• **文档片段**:
--------------------------------------------------

In [6]:
# 在Google Colab中运行时，请确保上传文件到适当的目录
zh_file_path = '/mnt/raw.zh'
en_file_path = '/mnt/raw.en'

# 读取数据
with open(zh_file_path, 'r', encoding='utf-8') as f:
    raw_zh = f.readlines()

with open(en_file_path, 'r', encoding='utf-8') as f:
    raw_en = f.readlines()

print(f"Loaded {len(raw_zh)} Chinese sentences and {len(raw_en)} English sentences.")


Loaded 394066 Chinese sentences and 394066 English sentences.


In [7]:
import tensorflow as tf
from tensorflow.keras.preprocessing.text import Tokenizer
from tensorflow.keras.preprocessing.sequence import pad_sequences

# 创建分词器
tokenizer_zh = Tokenizer(filters='')
tokenizer_en = Tokenizer(filters='')

# 训练分词器
tokenizer_zh.fit_on_texts(raw_zh)
tokenizer_en.fit_on_texts(raw_en)

# 将文本转换为序列
seqs_zh = tokenizer_zh.texts_to_sequences(raw_zh)
seqs_en = tokenizer_en.texts_to_sequences(raw_en)

# 填充序列
seqs_zh = pad_sequences(seqs_zh, padding='post')
seqs_en = pad_sequences(seqs_en, padding='post')

# 创建训练和测试数据
train_size = int(0.8 * len(seqs_zh))

--------------------------------------------------

• **给定练习 1**: 请把下方条目中从含有“721, 97, 761]”的那一行到含有“412, 121, 448]”的那一行原样誊写下来，首尾两行均包括在内。

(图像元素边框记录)
--------------------------------------------------

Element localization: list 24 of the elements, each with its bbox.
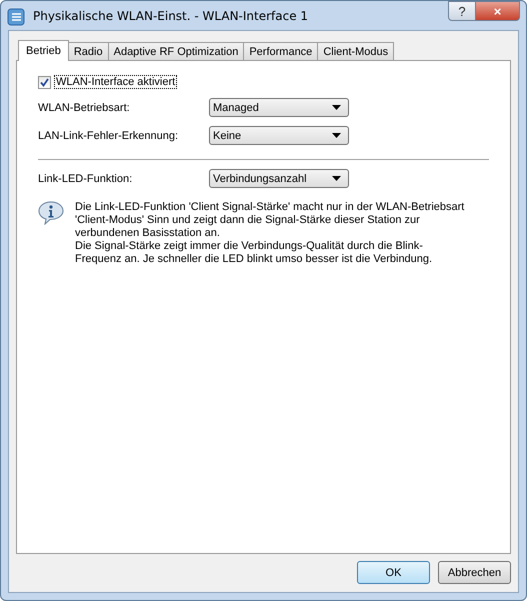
dropdown[interactable]: Managed — [209, 98, 349, 117]
tab[interactable]: Adaptive RF Optimization — [108, 42, 244, 60]
caret-icon — [332, 133, 341, 138]
dialog-button[interactable]: OK — [357, 561, 430, 584]
help-button[interactable]: ? — [448, 1, 476, 21]
checkbox[interactable] — [38, 76, 51, 88]
dropdown[interactable]: Verbindungsanzahl — [209, 169, 349, 188]
dropdown[interactable]: Keine — [209, 126, 349, 145]
field-label: WLAN-Betriebsart: — [38, 102, 131, 114]
app-icon — [7, 8, 25, 26]
tab[interactable]: Radio — [68, 42, 109, 60]
info-text: Die Signal-Stärke zeigt immer die Verbindungs-Qualität durch die Blink-Frequenz an. Je schneller die LED blinkt umso besser ist die Verbindung. — [75, 240, 434, 266]
window-title: Physikalische WLAN-Einst. - WLAN-Interface 1 — [33, 8, 310, 22]
tab[interactable]: Client-Modus — [317, 42, 394, 60]
checkbox-label: WLAN-Interface aktiviert — [54, 75, 178, 89]
info-text: Die Link-LED-Funktion 'Client Signal-Stärke' macht nur in der WLAN-Betriebsart 'Client-Modus' Sinn und zeigt dann die Signal-Stärke dieser Station zur verbundenen Basisstation an. — [75, 201, 466, 240]
field-label: LAN-Link-Fehler-Erkennung: — [38, 130, 180, 142]
info-icon — [38, 201, 64, 225]
caret-icon — [332, 176, 341, 181]
tab[interactable]: Betrieb — [18, 40, 69, 61]
tab[interactable]: Performance — [243, 42, 318, 60]
caret-icon — [332, 105, 341, 110]
dialog-button[interactable]: Abbrechen — [438, 561, 511, 584]
field-label: Link-LED-Funktion: — [38, 172, 134, 184]
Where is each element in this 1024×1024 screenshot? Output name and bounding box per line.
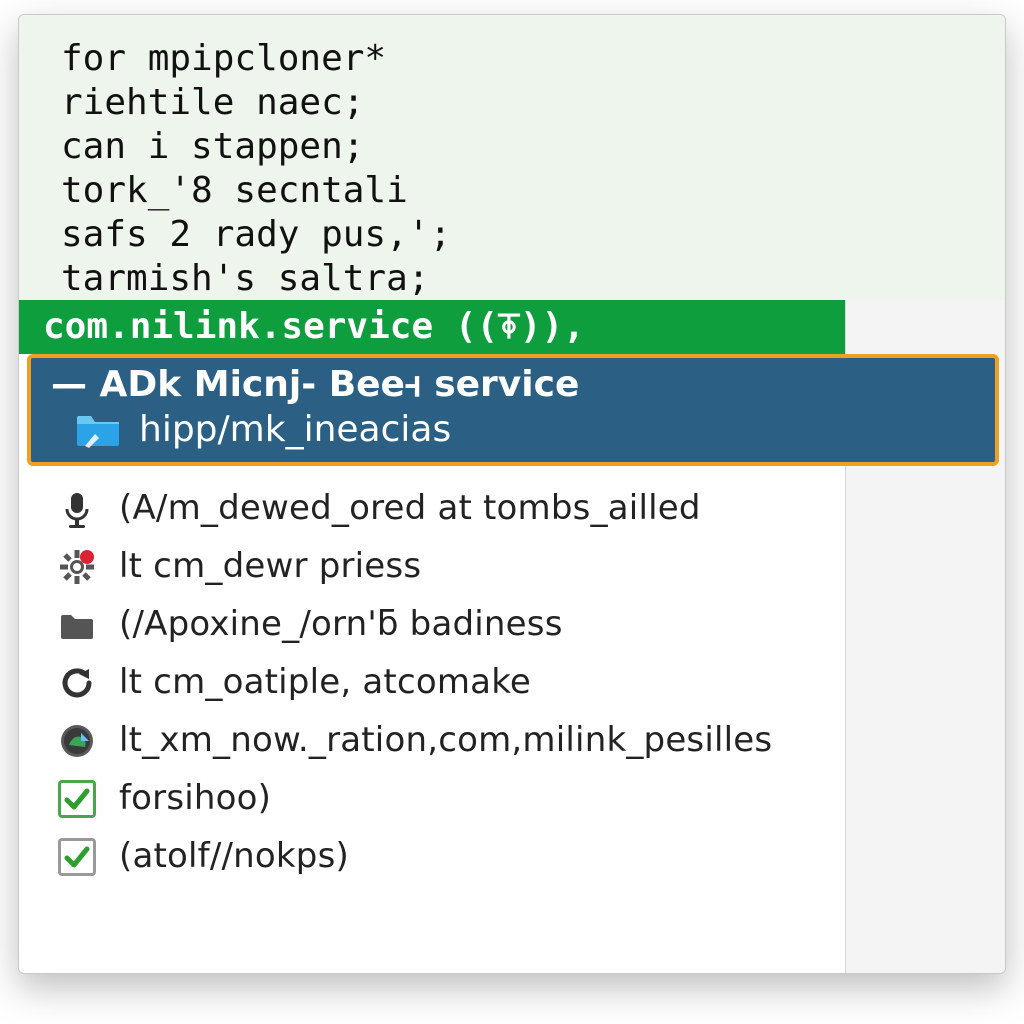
globe-app-icon	[57, 721, 97, 761]
selected-suggestion[interactable]: — ADk Micnj- Beeꟶ service hipp/mk_ineaci…	[27, 354, 999, 466]
check-green-icon	[57, 779, 97, 819]
service-name: com.nilink.service	[43, 306, 433, 347]
list-item-label: lt cm_oatiple, atcomake	[119, 660, 531, 706]
code-line: safs 2 rady pus,';	[61, 213, 1005, 257]
list-item-label: lt cm_dewr priess	[119, 544, 421, 590]
code-line: riehtile naec;	[61, 81, 1005, 125]
folder-icon	[57, 605, 97, 645]
list-item-label: (A/m_dewed_ored at tombs_ailled	[119, 486, 701, 532]
service-header[interactable]: com.nilink.service ((⍕)),	[19, 300, 845, 354]
list-item[interactable]: forsihoo)	[19, 770, 1005, 828]
mic-icon	[57, 489, 97, 529]
service-suffix-open: ((	[433, 306, 498, 347]
suggestion-list: (A/m_dewed_ored at tombs_ailled	[19, 466, 1005, 885]
code-line: tarmish's saltra;	[61, 257, 1005, 301]
list-item[interactable]: (/Apoxine_/orn'ƃ badiness	[19, 596, 1005, 654]
service-suffix-close: )),	[520, 306, 585, 347]
selected-line-1: — ADk Micnj- Beeꟶ service	[51, 362, 985, 407]
service-glyph-icon: ⍕	[498, 306, 520, 347]
list-item[interactable]: (atolf//nokps)	[19, 828, 1005, 886]
list-item-label: (atolf//nokps)	[119, 834, 349, 880]
list-item[interactable]: lt cm_dewr priess	[19, 538, 1005, 596]
list-item-label: forsihoo)	[119, 776, 271, 822]
list-item[interactable]: lt cm_oatiple, atcomake	[19, 654, 1005, 712]
folder-share-icon	[75, 412, 121, 448]
code-line: tork_'8 secntali	[61, 169, 1005, 213]
check-gray-icon	[57, 837, 97, 877]
refresh-icon	[57, 663, 97, 703]
code-snippet-block: for mpipcloner* riehtile naec; can i sta…	[19, 15, 1005, 300]
autocomplete-panel: for mpipcloner* riehtile naec; can i sta…	[18, 14, 1006, 974]
code-line: for mpipcloner*	[61, 37, 1005, 81]
selected-line-2: hipp/mk_ineacias	[139, 407, 451, 452]
list-item[interactable]: (A/m_dewed_ored at tombs_ailled	[19, 480, 1005, 538]
gear-badge-icon	[57, 547, 97, 587]
code-line: can i stappen;	[61, 125, 1005, 169]
list-item-label: lt_xm_now._ration,com,milink_pesilles	[119, 718, 772, 764]
list-item-label: (/Apoxine_/orn'ƃ badiness	[119, 602, 563, 648]
list-item[interactable]: lt_xm_now._ration,com,milink_pesilles	[19, 712, 1005, 770]
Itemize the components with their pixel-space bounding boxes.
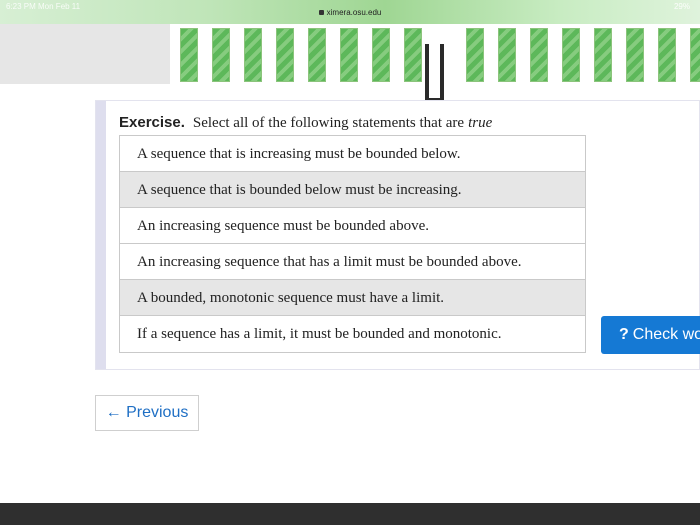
progress-bar-segment <box>276 28 294 82</box>
progress-bar-segment <box>180 28 198 82</box>
previous-button[interactable]: ← Previous <box>95 395 199 431</box>
progress-bar-segment <box>562 28 580 82</box>
progress-bar-segment <box>308 28 326 82</box>
answer-option[interactable]: A bounded, monotonic sequence must have … <box>120 280 585 316</box>
course-banner <box>0 24 700 102</box>
address-bar[interactable]: ximera.osu.edu <box>0 8 700 17</box>
lock-icon <box>318 10 324 15</box>
exercise-label: Exercise. <box>119 114 185 131</box>
exercise-prompt: Select all of the following statements t… <box>192 115 465 131</box>
progress-bar-segment <box>498 28 516 82</box>
battery-indicator: 29% <box>673 2 690 11</box>
answer-option[interactable]: If a sequence has a limit, it must be bo… <box>120 316 585 352</box>
page-footer <box>0 503 700 525</box>
progress-bar-segment <box>658 28 676 82</box>
progress-bar-segment <box>404 28 422 82</box>
status-bar: 6:23 PM Mon Feb 11 ximera.osu.edu 29% <box>0 0 700 26</box>
current-position-marker <box>425 44 444 102</box>
url-text: ximera.osu.edu <box>326 8 382 17</box>
progress-bar-segment <box>626 28 644 82</box>
answer-option[interactable]: A sequence that is increasing must be bo… <box>120 136 585 172</box>
progress-bar-segment <box>530 28 548 82</box>
answer-option[interactable]: An increasing sequence that has a limit … <box>120 244 585 280</box>
check-work-label: Check wo <box>632 326 700 343</box>
exercise-heading: Exercise. Select all of the following sta… <box>119 114 492 132</box>
answer-options: A sequence that is increasing must be bo… <box>119 135 586 353</box>
progress-bar-segment <box>244 28 262 82</box>
progress-bar-segment <box>372 28 390 82</box>
answer-option[interactable]: An increasing sequence must be bounded a… <box>120 208 585 244</box>
progress-bar-segment <box>466 28 484 82</box>
progress-bar-segment <box>594 28 612 82</box>
progress-bar-segment <box>212 28 230 82</box>
exercise-emphasis: true <box>468 115 493 131</box>
progress-bar-segment <box>340 28 358 82</box>
progress-bar-segment <box>690 28 700 82</box>
answer-option[interactable]: A sequence that is bounded below must be… <box>120 172 585 208</box>
check-work-button[interactable]: ? Check wo <box>601 316 700 354</box>
card-accent-bar <box>96 101 106 369</box>
question-icon: ? <box>619 326 629 343</box>
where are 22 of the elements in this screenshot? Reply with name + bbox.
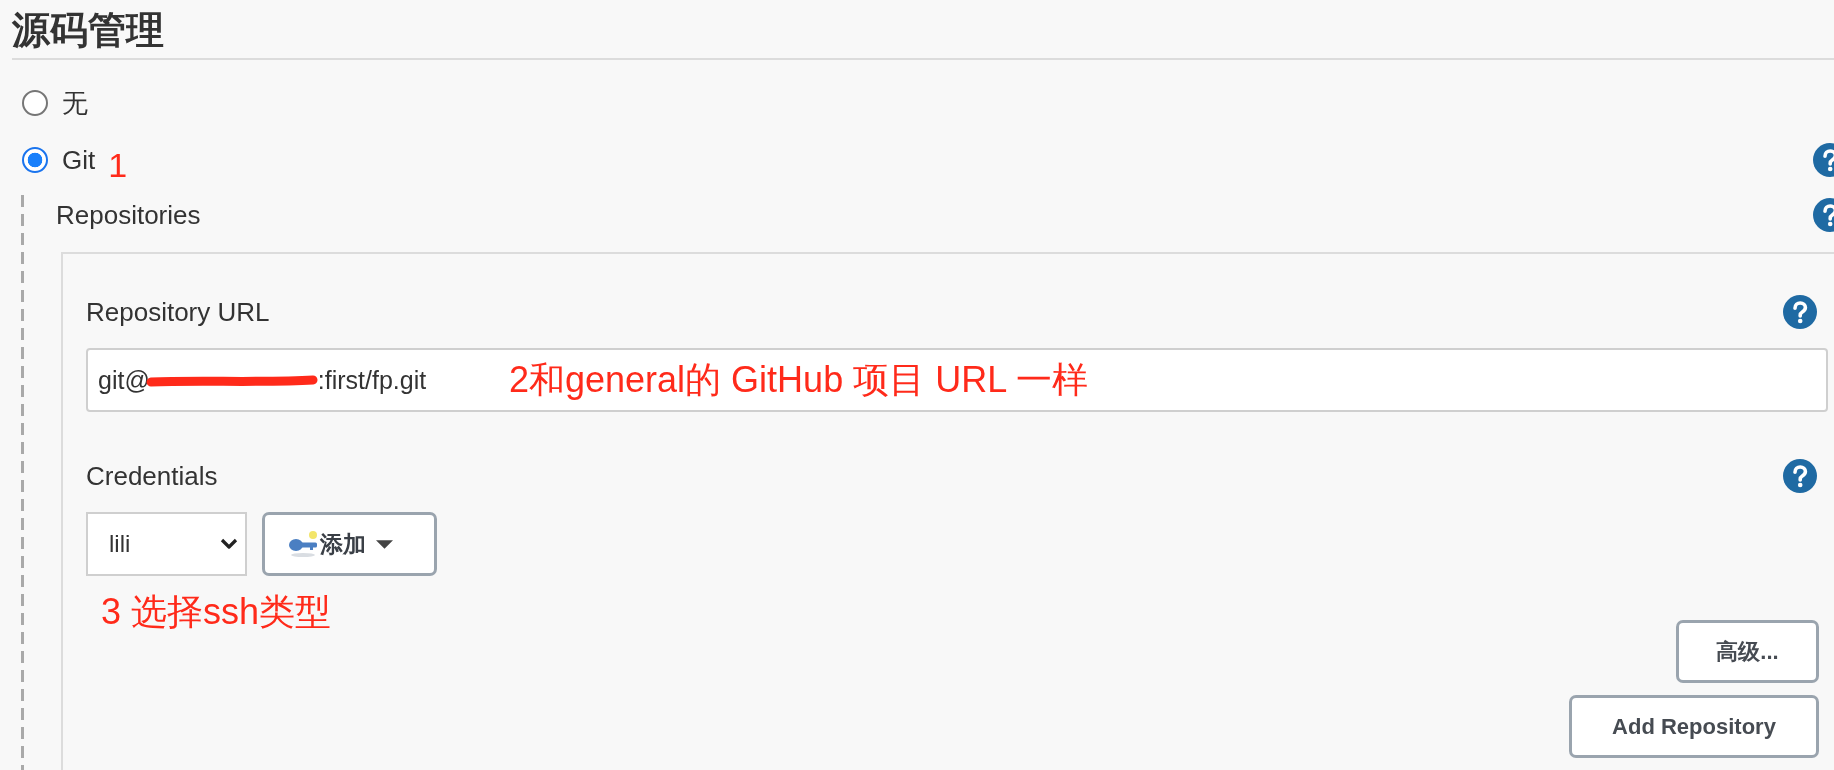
add-credentials-button[interactable]: 添加 <box>262 512 437 576</box>
option-label[interactable]: Git <box>62 144 96 176</box>
radio-button[interactable] <box>22 147 48 173</box>
option-label[interactable]: 无 <box>62 87 88 119</box>
caret-down-icon <box>376 539 393 549</box>
help-icon[interactable] <box>1783 295 1817 329</box>
help-icon[interactable] <box>1813 143 1834 177</box>
annotation-text: 1 <box>108 145 128 185</box>
help-icon[interactable] <box>1783 459 1817 493</box>
field-label: Credentials <box>86 460 218 492</box>
annotation-text: 2和general的 GitHub 项目 URL 一样 <box>509 358 1088 402</box>
section-label: Repositories <box>56 199 201 231</box>
chevron-down-icon <box>220 538 238 550</box>
add-repository-button[interactable]: Add Repository <box>1569 695 1819 758</box>
credentials-dropdown[interactable]: lili <box>86 512 247 576</box>
annotation-text: 3 选择ssh类型 <box>101 590 332 634</box>
advanced-button[interactable]: 高级... <box>1676 620 1819 683</box>
field-label: Repository URL <box>86 296 270 328</box>
section-title: 源码管理 <box>12 8 164 53</box>
key-icon <box>288 530 318 558</box>
help-icon[interactable] <box>1813 198 1834 232</box>
radio-button[interactable] <box>22 90 48 116</box>
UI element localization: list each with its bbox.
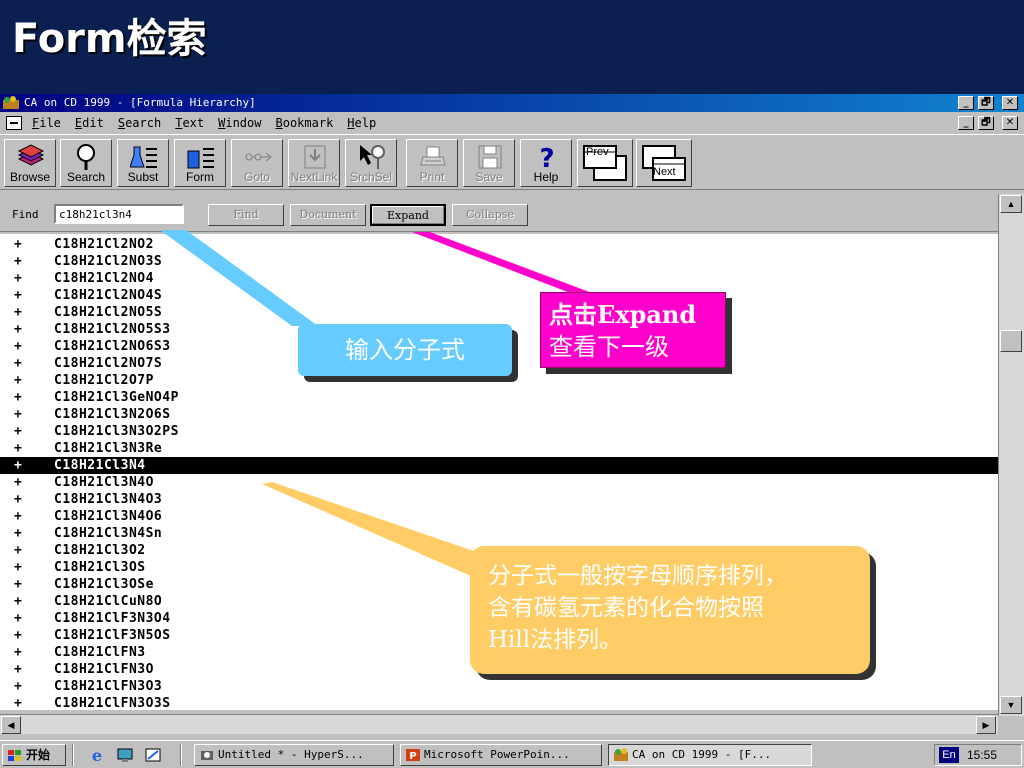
svg-text:P: P [409,751,416,762]
windows-logo-icon [8,749,21,761]
clock[interactable]: 15:55 [967,746,997,764]
desktop-quicklaunch-icon[interactable] [116,747,134,763]
task-ca-on-cd-label: CA on CD 1999 - [F... [632,748,772,761]
callout-ordering-line1: 分子式一般按字母顺序排列， [488,563,787,589]
powerpoint-icon: P [406,749,420,762]
callout-expand-line1: 点击Expand [549,300,697,329]
callout-ordering: 分子式一般按字母顺序排列， 含有碳氢元素的化合物按照 Hill法排列。 [470,546,870,674]
svg-text:e: e [92,747,102,763]
ca-task-icon [614,748,628,761]
task-powerpoint[interactable]: P Microsoft PowerPoin... [400,744,602,766]
system-tray: En 15:55 [934,744,1022,766]
yellow-pointer [262,482,500,580]
task-ca-on-cd[interactable]: CA on CD 1999 - [F... [608,744,812,766]
language-indicator[interactable]: En [939,747,959,763]
callout-expand-line2: 查看下一级 [549,333,669,361]
ie-quicklaunch-icon[interactable]: e [88,747,106,763]
callout-expand: 点击Expand 查看下一级 [540,292,726,368]
taskbar-separator [72,744,74,766]
magenta-pointer [412,232,600,296]
taskbar: 开始 e Untitled * - HyperS... P Microsoft P… [0,740,1024,768]
callout-ordering-line2: 含有碳氢元素的化合物按照 [488,595,764,621]
task-hypersnap[interactable]: Untitled * - HyperS... [194,744,394,766]
callout-input-formula: 输入分子式 [298,324,512,376]
edit-quicklaunch-icon[interactable] [144,747,162,763]
task-hypersnap-label: Untitled * - HyperS... [218,748,364,761]
start-label: 开始 [26,748,51,762]
cyan-pointer [160,230,318,326]
hypersnap-icon [201,751,213,760]
callout-ordering-line3: Hill法排列。 [488,627,623,653]
start-button[interactable]: 开始 [2,744,66,766]
taskbar-separator-2 [180,744,182,766]
task-powerpoint-label: Microsoft PowerPoin... [424,748,570,761]
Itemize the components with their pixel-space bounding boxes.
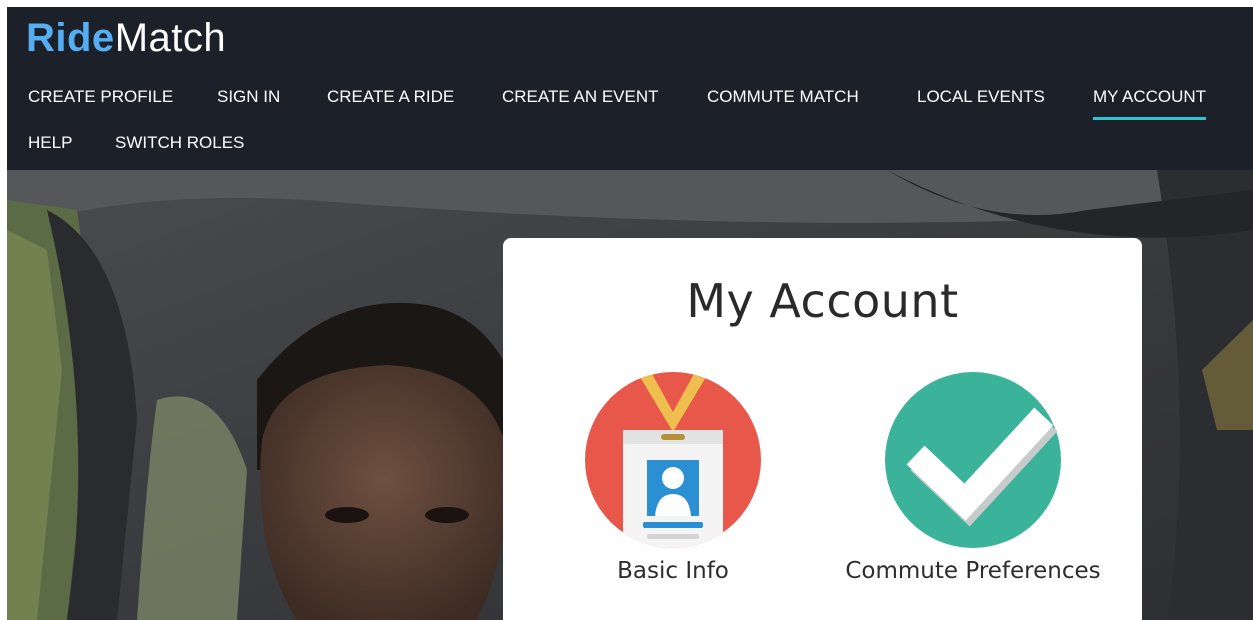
nav-my-account[interactable]: MY ACCOUNT	[1093, 87, 1207, 120]
my-account-card: My Account Basic Info Commute Preference…	[503, 238, 1142, 620]
nav-create-profile[interactable]: CREATE PROFILE	[28, 87, 173, 107]
logo-ride-text: Ride	[26, 16, 115, 60]
nav-switch-roles[interactable]: SWITCH ROLES	[115, 133, 244, 153]
app-frame: RideMatch CREATE PROFILE SIGN IN CREATE …	[7, 7, 1253, 620]
nav-sign-in[interactable]: SIGN IN	[217, 87, 280, 107]
id-badge-icon	[585, 372, 761, 548]
ridematch-logo[interactable]: RideMatch	[26, 15, 226, 61]
checkmark-icon	[885, 372, 1061, 548]
nav-create-a-ride[interactable]: CREATE A RIDE	[327, 87, 454, 107]
nav-create-an-event[interactable]: CREATE AN EVENT	[502, 87, 659, 107]
logo-match-text: Match	[114, 16, 227, 60]
site-header: RideMatch CREATE PROFILE SIGN IN CREATE …	[7, 7, 1253, 170]
nav-help[interactable]: HELP	[28, 133, 72, 153]
basic-info-label: Basic Info	[617, 558, 729, 584]
nav-commute-match[interactable]: COMMUTE MATCH	[707, 87, 859, 107]
page-title: My Account	[686, 274, 959, 328]
nav-local-events[interactable]: LOCAL EVENTS	[917, 87, 1045, 107]
commute-preferences-label: Commute Preferences	[845, 558, 1101, 584]
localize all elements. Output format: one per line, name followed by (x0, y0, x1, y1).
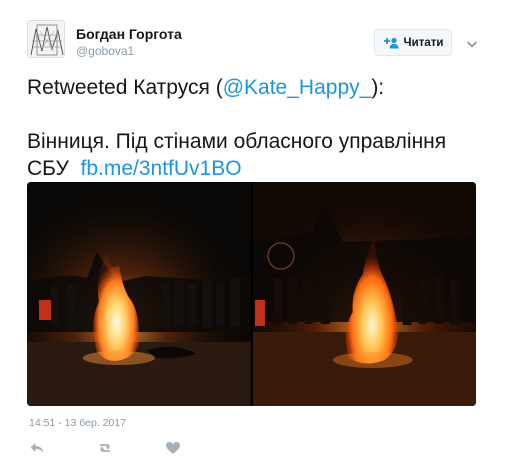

--------------------------------------------------

• **给定练习 2**: 从上方的分词代码片段中原样摘出“Loaded 394066 Chinese”至“tokenizer_en = Tokenizer(filters='')”之间的文字，两端均包括在内。

• **正确结果 1**:
globe-app-icon	[57, 721, 97, 761]
selected-suggestion[interactable]: — ADk Micnj- Beeꟶ service hipp/mk_ineaci…	[27, 354, 999, 466]
check-green-icon	[57, 779, 97, 819]
service-name: com.nilink.service	[43, 306, 433, 347]
list-item-label: lt cm_oatiple, atcomake	[119, 660, 531, 706]
code-line: safs 2 rady pus,';	[61, 213, 1005, 257]
list-item-label: lt cm_dewr priess	[119, 544, 421, 590]
code-line: riehtile naec;	[61, 81, 1005, 125]
folder-icon	[57, 605, 97, 645]
list-item-label: (A/m_dewed_ored at tombs_ailled	[119, 486, 701, 532]
service-header[interactable]: com.nilink.service ((⍕)),	[19, 300, 845, 354]
list-item[interactable]: forsihoo)	[19, 770, 1005, 828]
mic-icon	[57, 489, 97, 529]
service-suffix-open: ((	[433, 306, 498, 347]
suggestion-list: (A/m_dewed_ored at tombs_ailled	[19, 466, 1005, 885]
code-line: tarmish's saltra;	[61, 257, 1005, 301]
list-item[interactable]: (/Apoxine_/orn'ƃ badiness	[19, 596, 1005, 654]
service-suffix-close: )),	[520, 306, 585, 347]
selected-line-1: — ADk Micnj- Beeꟶ service	[51, 362, 985, 407]
service-glyph-icon: ⍕	[498, 306, 520, 347]
list-item[interactable]: (atolf//nokps)	[19, 828, 1005, 886]
list-item-label: (atolf//nokps)	[119, 834, 349, 880]
list-item[interactable]: lt cm_dewr priess	[19, 538, 1005, 596]
list-item-label: forsihoo)	[119, 776, 271, 822]
list-item[interactable]: lt cm_oatiple, atcomake	[19, 654, 1005, 712]
folder-share-icon	[75, 412, 121, 448]

• **正确结果 2**:
Loaded 394066 Chinese sentences and 394066 English sentences.


In [7]:
import tensorflow as tf
from tensorflow.keras.preprocessing.text import Tokenizer
from tensorflow.keras.preprocessing.sequence import pad_sequences

# 创建分词器
tokenizer_zh = Tokenizer(filters='')
tokenizer_en = Tokenizer(filters='')